Filter the lines below, copying only those with the string "greytop".

Dataset rows about figures:
- - - - -

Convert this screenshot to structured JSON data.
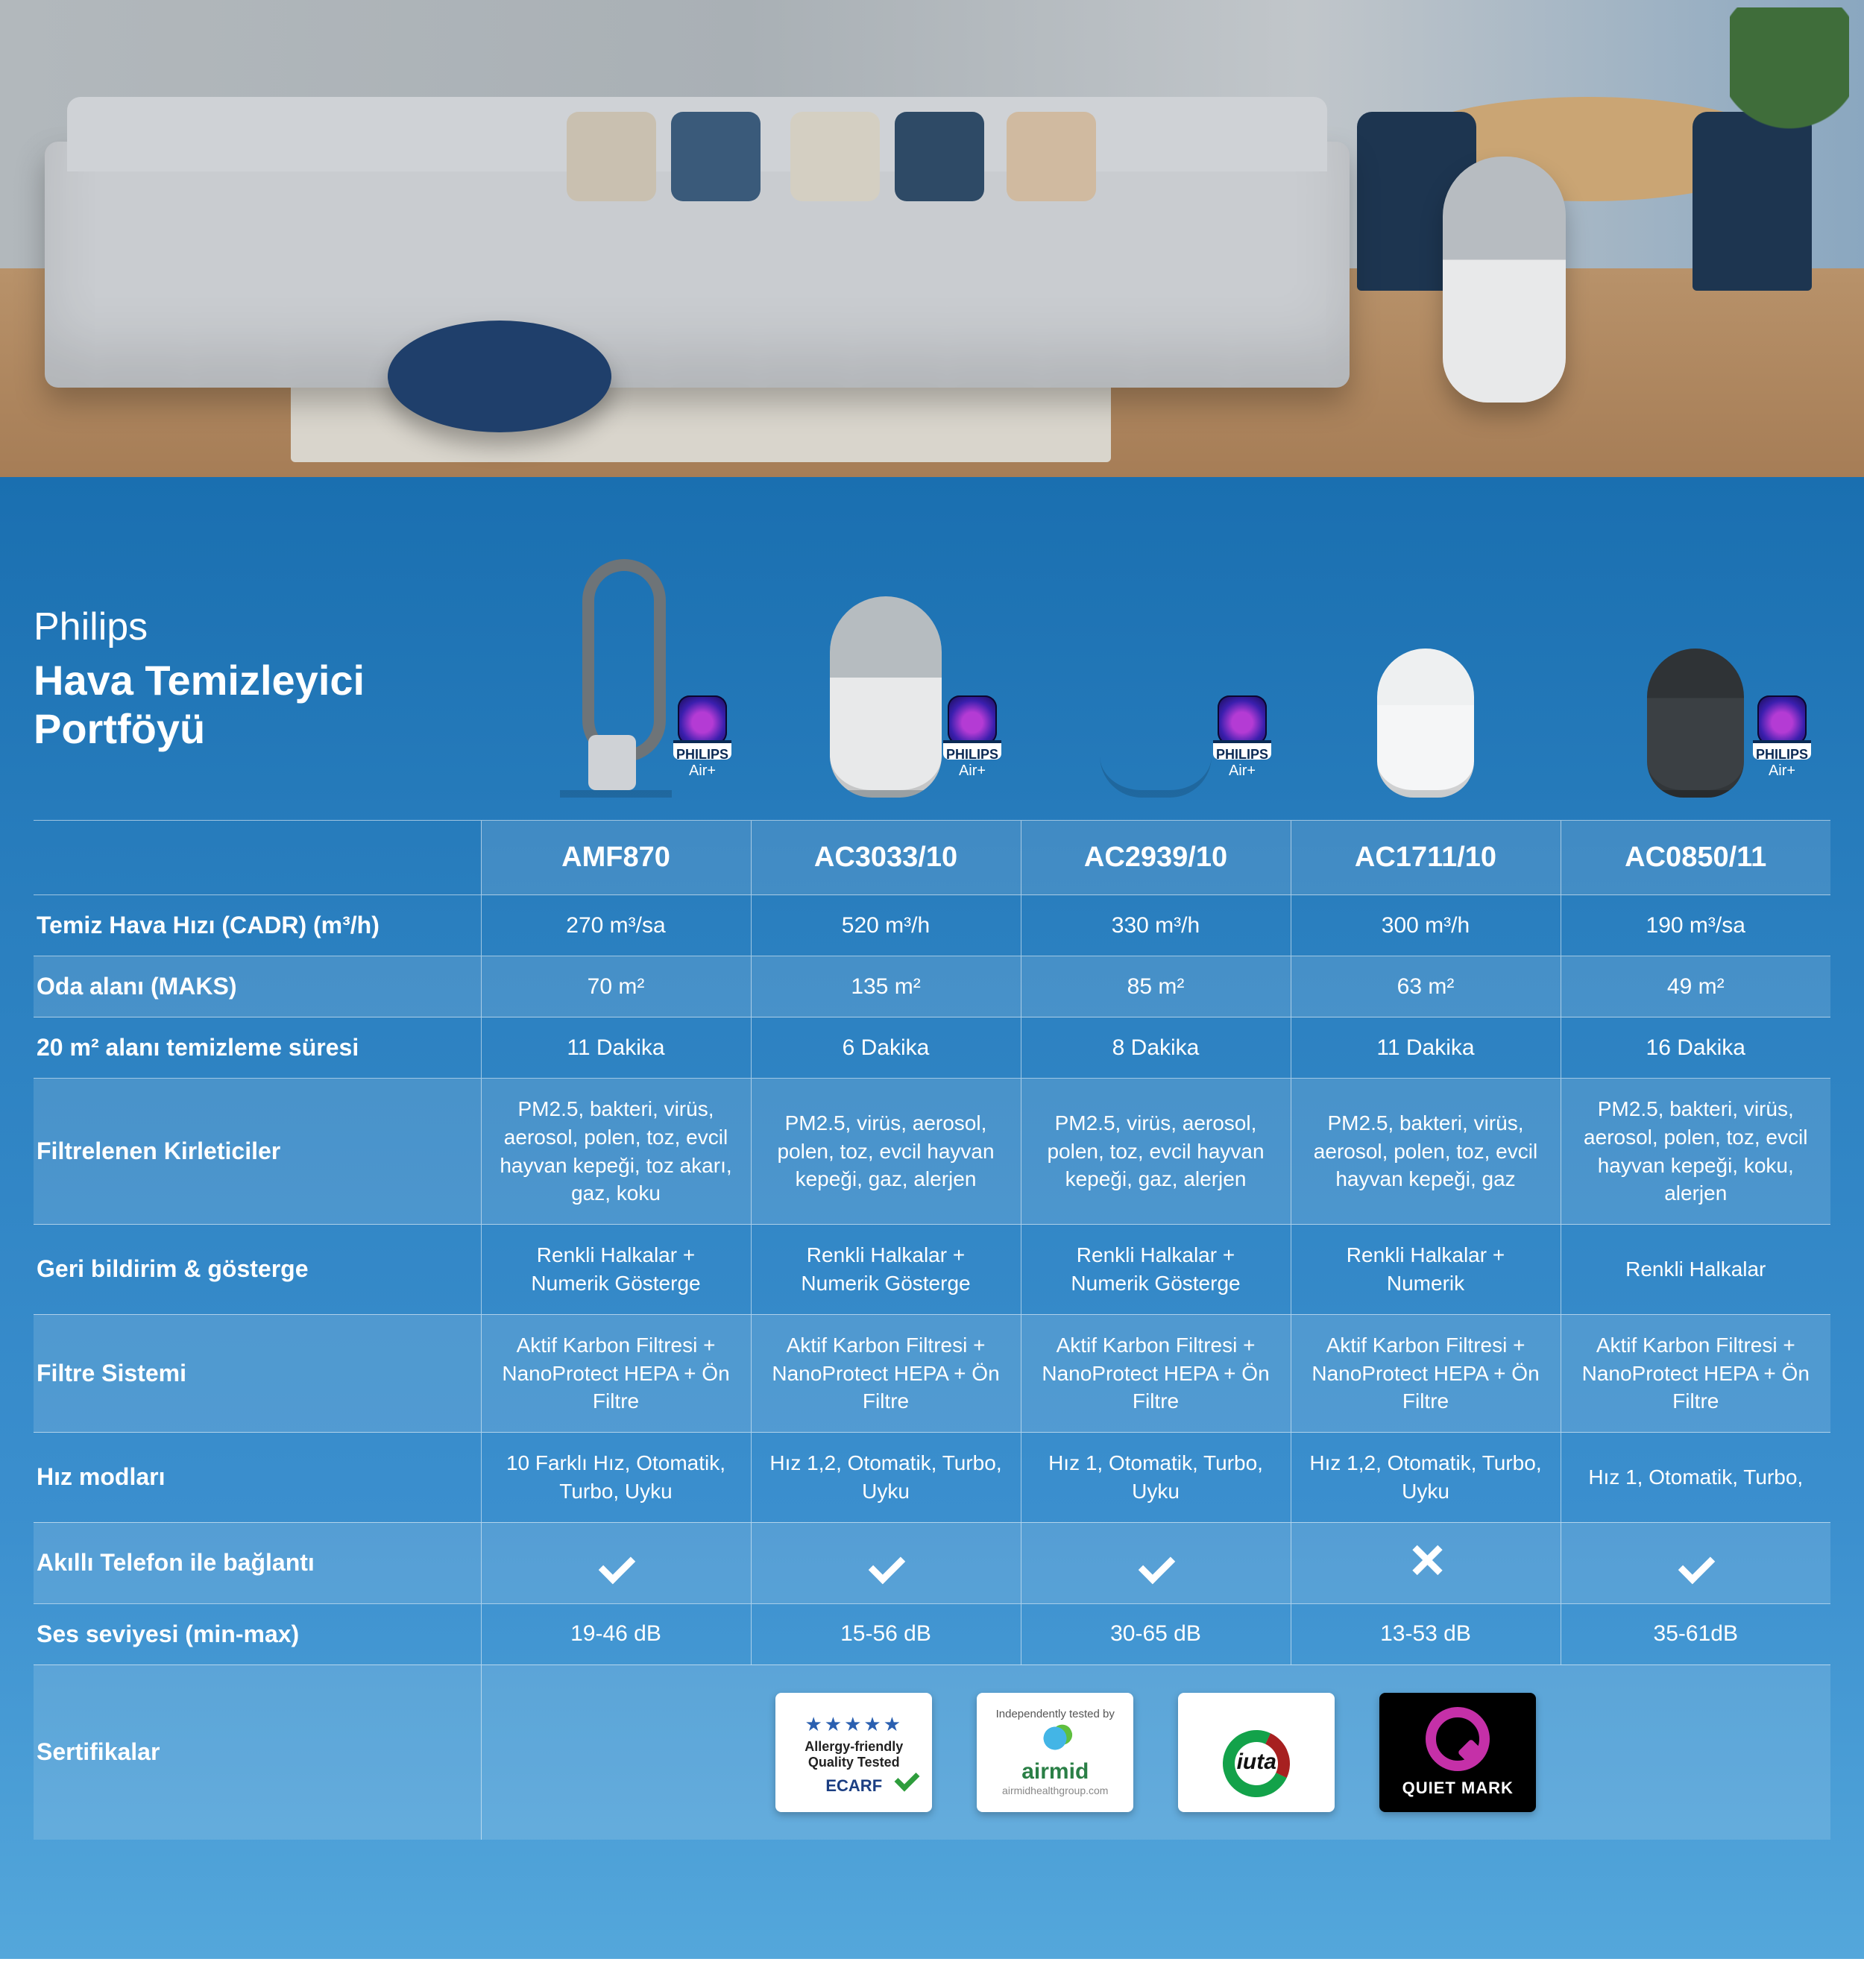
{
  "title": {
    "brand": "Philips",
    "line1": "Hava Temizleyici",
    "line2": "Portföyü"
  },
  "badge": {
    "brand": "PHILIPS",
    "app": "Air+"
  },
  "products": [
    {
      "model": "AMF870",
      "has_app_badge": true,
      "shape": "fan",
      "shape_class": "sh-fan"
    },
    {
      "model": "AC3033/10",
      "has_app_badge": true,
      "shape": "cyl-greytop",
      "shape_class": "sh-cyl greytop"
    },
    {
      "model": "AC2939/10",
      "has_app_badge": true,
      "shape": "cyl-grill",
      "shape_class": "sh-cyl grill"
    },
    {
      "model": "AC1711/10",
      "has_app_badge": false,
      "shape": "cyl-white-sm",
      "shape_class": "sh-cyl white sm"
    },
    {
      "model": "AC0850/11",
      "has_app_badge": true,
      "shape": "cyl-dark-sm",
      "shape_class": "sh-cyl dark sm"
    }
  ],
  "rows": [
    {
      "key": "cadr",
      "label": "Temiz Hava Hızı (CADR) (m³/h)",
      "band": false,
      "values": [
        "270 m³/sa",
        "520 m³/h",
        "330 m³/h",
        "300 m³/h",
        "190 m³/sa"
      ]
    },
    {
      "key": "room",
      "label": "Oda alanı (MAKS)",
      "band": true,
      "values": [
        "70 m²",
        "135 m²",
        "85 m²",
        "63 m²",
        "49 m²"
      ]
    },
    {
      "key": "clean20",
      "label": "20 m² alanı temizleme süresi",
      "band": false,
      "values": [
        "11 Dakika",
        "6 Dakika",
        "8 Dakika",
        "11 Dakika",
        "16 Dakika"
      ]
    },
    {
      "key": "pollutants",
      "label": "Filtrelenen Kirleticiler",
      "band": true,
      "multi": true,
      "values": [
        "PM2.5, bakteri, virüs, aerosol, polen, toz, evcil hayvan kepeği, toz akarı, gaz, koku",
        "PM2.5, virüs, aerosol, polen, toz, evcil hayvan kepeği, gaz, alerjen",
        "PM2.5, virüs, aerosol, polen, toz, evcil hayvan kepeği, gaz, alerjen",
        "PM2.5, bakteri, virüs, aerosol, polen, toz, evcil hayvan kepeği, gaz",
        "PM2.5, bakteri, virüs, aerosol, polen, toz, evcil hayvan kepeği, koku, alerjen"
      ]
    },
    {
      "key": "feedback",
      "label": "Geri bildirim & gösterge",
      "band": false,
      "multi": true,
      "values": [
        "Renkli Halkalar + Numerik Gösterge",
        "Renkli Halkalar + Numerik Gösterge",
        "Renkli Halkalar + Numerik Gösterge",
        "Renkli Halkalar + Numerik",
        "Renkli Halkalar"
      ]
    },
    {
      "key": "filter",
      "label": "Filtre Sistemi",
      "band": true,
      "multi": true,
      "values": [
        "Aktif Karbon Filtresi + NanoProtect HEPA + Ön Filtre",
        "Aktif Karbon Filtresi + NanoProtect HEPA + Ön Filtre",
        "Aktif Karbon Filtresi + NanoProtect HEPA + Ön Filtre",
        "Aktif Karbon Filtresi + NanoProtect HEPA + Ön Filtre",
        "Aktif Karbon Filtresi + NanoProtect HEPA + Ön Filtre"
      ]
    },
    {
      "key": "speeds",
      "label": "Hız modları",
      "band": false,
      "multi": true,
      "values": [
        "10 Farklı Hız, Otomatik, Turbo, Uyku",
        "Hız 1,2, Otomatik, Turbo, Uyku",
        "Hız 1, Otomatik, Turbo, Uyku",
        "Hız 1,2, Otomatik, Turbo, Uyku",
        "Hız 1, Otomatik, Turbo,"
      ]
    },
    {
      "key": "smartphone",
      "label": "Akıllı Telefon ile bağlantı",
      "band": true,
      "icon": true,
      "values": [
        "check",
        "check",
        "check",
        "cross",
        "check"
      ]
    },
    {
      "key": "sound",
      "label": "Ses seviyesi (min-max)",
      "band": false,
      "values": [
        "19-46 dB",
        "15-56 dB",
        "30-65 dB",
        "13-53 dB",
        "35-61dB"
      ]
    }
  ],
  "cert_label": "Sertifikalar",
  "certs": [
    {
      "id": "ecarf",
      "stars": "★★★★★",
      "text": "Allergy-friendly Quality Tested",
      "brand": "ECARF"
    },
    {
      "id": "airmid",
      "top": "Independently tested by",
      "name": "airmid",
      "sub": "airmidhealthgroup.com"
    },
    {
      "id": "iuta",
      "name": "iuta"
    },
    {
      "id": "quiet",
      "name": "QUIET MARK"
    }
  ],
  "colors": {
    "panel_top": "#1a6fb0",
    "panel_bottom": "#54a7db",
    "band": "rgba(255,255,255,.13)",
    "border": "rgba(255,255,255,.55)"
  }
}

- - - - -

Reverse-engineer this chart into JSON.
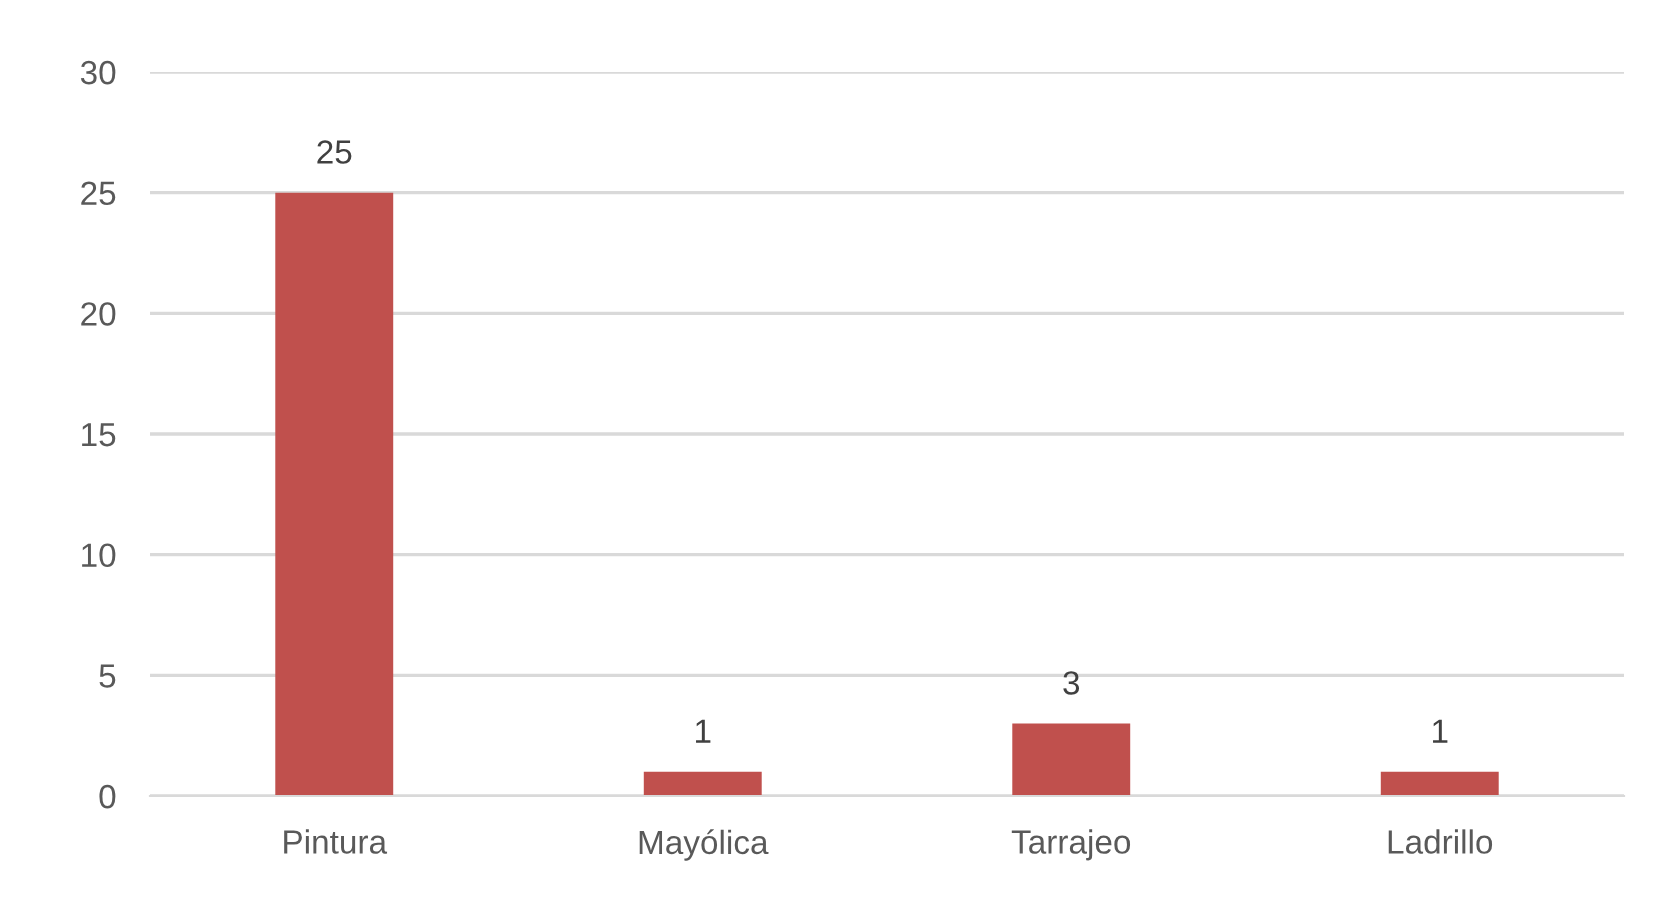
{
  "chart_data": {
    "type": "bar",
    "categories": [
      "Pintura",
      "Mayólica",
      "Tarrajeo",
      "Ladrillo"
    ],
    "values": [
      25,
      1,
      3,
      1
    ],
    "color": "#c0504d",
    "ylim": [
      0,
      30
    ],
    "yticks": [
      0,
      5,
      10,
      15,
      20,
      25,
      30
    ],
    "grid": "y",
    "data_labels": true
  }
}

- - - - -

SOLUTION TO THIS TASK –
      "shape": "cyl-greytop",
      "shape_class": "sh-cyl greytop"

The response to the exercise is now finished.